TO DO: Give the number of lines that include the word "print", and nothing else.
--- begin DATASET CONTENT ---
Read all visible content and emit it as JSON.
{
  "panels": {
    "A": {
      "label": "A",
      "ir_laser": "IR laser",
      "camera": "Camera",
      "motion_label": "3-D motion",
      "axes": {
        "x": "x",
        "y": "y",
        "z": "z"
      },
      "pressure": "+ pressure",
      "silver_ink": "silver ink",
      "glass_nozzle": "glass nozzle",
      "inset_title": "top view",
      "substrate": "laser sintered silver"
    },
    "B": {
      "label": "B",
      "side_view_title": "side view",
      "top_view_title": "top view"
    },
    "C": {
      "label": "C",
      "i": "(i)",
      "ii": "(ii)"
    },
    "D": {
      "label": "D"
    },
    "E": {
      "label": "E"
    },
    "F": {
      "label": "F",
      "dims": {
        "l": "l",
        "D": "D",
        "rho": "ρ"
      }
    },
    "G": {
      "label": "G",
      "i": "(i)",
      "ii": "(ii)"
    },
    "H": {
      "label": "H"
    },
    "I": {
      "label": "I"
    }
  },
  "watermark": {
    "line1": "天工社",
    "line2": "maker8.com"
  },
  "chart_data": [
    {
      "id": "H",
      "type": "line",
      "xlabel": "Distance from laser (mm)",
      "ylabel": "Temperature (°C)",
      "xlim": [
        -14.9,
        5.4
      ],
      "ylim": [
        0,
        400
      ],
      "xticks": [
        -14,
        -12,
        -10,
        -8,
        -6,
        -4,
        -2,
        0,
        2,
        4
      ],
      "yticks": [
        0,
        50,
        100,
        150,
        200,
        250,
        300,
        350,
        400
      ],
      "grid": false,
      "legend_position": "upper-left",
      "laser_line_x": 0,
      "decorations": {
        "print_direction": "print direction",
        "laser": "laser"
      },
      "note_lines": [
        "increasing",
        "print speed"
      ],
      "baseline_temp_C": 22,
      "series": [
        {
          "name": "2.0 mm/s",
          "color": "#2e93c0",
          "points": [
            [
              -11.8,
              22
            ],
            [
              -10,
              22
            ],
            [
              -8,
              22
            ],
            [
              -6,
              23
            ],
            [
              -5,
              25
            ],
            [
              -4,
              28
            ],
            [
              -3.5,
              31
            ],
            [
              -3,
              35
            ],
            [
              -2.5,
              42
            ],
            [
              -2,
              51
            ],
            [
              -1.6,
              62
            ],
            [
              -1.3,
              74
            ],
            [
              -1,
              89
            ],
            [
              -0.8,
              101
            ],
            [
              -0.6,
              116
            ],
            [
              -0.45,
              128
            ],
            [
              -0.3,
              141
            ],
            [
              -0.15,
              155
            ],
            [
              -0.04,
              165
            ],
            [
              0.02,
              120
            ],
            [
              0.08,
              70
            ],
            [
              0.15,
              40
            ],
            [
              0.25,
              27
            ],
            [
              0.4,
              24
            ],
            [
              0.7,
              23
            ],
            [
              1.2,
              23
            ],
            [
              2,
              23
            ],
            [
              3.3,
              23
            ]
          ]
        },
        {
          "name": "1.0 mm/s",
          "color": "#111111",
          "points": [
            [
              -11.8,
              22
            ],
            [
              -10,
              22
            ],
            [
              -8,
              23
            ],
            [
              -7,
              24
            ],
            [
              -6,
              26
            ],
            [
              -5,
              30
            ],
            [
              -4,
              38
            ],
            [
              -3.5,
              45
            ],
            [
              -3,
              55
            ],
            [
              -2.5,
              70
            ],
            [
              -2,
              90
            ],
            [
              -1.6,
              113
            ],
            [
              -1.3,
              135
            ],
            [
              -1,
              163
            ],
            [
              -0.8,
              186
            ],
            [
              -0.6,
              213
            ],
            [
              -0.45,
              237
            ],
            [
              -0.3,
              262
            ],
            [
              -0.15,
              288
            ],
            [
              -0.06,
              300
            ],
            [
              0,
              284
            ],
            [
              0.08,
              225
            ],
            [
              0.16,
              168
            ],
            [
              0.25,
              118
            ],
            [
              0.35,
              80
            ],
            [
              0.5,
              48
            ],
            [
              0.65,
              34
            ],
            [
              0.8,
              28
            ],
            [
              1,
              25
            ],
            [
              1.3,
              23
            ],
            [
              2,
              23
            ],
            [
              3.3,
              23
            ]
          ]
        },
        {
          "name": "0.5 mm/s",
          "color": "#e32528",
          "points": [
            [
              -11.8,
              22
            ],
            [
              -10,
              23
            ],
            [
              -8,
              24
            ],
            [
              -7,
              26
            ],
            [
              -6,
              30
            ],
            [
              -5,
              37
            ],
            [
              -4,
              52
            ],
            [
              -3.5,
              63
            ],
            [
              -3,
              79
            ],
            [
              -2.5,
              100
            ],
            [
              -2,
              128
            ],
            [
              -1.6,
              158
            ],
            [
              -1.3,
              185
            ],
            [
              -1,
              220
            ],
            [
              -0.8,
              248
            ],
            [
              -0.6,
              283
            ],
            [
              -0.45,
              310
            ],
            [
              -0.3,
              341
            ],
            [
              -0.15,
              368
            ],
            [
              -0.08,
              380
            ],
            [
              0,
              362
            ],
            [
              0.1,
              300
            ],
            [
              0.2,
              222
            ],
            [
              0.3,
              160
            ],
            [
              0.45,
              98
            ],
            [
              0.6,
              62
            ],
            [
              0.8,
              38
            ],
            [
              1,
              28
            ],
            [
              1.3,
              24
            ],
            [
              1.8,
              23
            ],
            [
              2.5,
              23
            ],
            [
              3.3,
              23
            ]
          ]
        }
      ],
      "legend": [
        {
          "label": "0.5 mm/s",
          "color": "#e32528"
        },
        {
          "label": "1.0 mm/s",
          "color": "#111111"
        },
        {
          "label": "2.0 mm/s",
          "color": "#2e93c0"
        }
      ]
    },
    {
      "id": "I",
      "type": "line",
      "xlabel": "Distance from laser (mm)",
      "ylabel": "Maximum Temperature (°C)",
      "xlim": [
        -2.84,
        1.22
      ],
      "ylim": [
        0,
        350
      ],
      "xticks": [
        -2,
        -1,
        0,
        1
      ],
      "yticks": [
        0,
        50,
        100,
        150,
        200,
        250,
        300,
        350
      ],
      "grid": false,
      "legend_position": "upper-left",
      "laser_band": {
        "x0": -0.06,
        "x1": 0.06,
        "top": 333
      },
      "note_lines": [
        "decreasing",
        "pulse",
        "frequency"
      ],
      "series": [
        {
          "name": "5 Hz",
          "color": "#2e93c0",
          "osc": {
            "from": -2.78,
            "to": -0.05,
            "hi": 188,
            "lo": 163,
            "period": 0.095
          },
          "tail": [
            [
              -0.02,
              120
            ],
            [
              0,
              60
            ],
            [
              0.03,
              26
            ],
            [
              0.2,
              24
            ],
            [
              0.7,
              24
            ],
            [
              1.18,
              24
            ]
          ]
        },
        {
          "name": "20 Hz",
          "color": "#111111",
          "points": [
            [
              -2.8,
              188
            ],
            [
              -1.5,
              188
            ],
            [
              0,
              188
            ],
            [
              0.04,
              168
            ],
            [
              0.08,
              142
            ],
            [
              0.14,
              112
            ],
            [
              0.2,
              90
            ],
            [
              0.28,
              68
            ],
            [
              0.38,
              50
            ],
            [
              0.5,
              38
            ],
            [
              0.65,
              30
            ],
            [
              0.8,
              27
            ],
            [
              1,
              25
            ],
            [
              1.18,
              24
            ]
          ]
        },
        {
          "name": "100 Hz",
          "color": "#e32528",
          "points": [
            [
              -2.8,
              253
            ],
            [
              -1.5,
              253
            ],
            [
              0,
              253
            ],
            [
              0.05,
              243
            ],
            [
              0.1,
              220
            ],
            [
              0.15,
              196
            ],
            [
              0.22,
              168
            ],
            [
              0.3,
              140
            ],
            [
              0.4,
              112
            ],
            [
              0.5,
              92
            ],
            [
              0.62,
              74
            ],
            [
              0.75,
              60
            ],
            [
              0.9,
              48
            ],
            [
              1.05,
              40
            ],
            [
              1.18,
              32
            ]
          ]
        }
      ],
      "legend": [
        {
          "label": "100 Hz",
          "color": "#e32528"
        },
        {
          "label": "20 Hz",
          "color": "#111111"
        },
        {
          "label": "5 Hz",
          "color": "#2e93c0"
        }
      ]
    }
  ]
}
--- end DATASET CONTENT ---
FINISHED EXERCISE: 2